#### Task input
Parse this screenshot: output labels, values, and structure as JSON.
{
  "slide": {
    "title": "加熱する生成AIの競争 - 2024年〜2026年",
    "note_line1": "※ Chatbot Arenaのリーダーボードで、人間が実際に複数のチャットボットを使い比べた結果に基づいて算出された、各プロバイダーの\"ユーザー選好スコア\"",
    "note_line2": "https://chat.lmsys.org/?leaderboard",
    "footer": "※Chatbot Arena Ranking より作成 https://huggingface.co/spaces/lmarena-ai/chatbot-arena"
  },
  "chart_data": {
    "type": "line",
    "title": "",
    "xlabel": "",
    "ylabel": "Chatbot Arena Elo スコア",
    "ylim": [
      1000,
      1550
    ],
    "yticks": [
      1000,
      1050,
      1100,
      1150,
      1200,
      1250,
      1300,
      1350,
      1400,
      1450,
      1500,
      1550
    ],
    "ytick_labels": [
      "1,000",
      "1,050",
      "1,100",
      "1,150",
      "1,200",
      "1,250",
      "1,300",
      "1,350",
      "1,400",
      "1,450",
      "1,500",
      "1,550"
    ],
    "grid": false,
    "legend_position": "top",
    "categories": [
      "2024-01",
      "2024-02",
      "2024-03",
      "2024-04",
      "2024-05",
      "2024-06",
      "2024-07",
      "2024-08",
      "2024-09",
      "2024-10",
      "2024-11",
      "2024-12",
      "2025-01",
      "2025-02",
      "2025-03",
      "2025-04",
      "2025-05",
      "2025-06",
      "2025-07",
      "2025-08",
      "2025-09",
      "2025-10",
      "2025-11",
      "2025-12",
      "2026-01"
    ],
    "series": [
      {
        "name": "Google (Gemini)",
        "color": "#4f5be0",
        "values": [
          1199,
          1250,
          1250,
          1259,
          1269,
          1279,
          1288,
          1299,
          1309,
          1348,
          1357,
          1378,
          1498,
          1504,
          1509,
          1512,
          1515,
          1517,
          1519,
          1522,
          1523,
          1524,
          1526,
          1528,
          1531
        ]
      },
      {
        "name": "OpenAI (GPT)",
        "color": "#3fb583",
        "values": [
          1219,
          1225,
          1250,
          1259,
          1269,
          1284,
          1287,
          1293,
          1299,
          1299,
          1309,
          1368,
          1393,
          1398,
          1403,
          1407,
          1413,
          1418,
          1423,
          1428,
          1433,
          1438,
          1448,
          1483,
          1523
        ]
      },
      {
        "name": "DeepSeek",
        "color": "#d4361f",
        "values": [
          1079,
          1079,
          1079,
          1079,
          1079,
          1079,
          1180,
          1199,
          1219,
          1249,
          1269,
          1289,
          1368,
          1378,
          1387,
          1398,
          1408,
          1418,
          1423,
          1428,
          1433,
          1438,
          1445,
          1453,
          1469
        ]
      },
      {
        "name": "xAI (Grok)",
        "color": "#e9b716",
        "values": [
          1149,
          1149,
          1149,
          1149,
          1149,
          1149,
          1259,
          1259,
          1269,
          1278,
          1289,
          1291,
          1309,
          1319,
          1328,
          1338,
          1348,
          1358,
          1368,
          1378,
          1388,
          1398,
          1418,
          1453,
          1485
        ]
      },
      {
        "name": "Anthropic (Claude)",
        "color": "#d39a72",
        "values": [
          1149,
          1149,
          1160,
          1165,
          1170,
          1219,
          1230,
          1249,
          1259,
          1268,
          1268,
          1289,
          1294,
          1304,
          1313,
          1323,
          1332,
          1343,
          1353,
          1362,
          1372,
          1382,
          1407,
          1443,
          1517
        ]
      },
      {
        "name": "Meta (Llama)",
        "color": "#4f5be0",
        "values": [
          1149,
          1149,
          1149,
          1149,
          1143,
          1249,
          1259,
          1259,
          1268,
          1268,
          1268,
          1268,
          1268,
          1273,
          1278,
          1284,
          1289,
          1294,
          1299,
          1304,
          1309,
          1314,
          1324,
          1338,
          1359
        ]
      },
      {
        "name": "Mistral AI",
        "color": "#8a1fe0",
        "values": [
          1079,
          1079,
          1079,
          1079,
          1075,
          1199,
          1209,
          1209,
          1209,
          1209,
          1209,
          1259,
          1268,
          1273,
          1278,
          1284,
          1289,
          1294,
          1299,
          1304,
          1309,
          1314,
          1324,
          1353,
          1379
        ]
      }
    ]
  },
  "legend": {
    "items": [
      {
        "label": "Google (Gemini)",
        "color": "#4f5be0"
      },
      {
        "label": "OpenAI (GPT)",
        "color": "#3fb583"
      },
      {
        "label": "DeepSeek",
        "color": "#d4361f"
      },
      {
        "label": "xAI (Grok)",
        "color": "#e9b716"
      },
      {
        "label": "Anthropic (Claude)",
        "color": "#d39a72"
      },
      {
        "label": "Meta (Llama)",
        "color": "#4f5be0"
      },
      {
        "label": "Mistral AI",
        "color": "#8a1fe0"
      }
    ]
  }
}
########
▶ Short task: Copy out the lines that hold "name".

▶ Solution for this task:
        "name": "Google (Gemini)",
        "name": "OpenAI (GPT)",
        "name": "DeepSeek",
        "name": "xAI (Grok)",
        "name": "Anthropic (Claude)",
        "name": "Meta (Llama)",
        "name": "Mistral AI",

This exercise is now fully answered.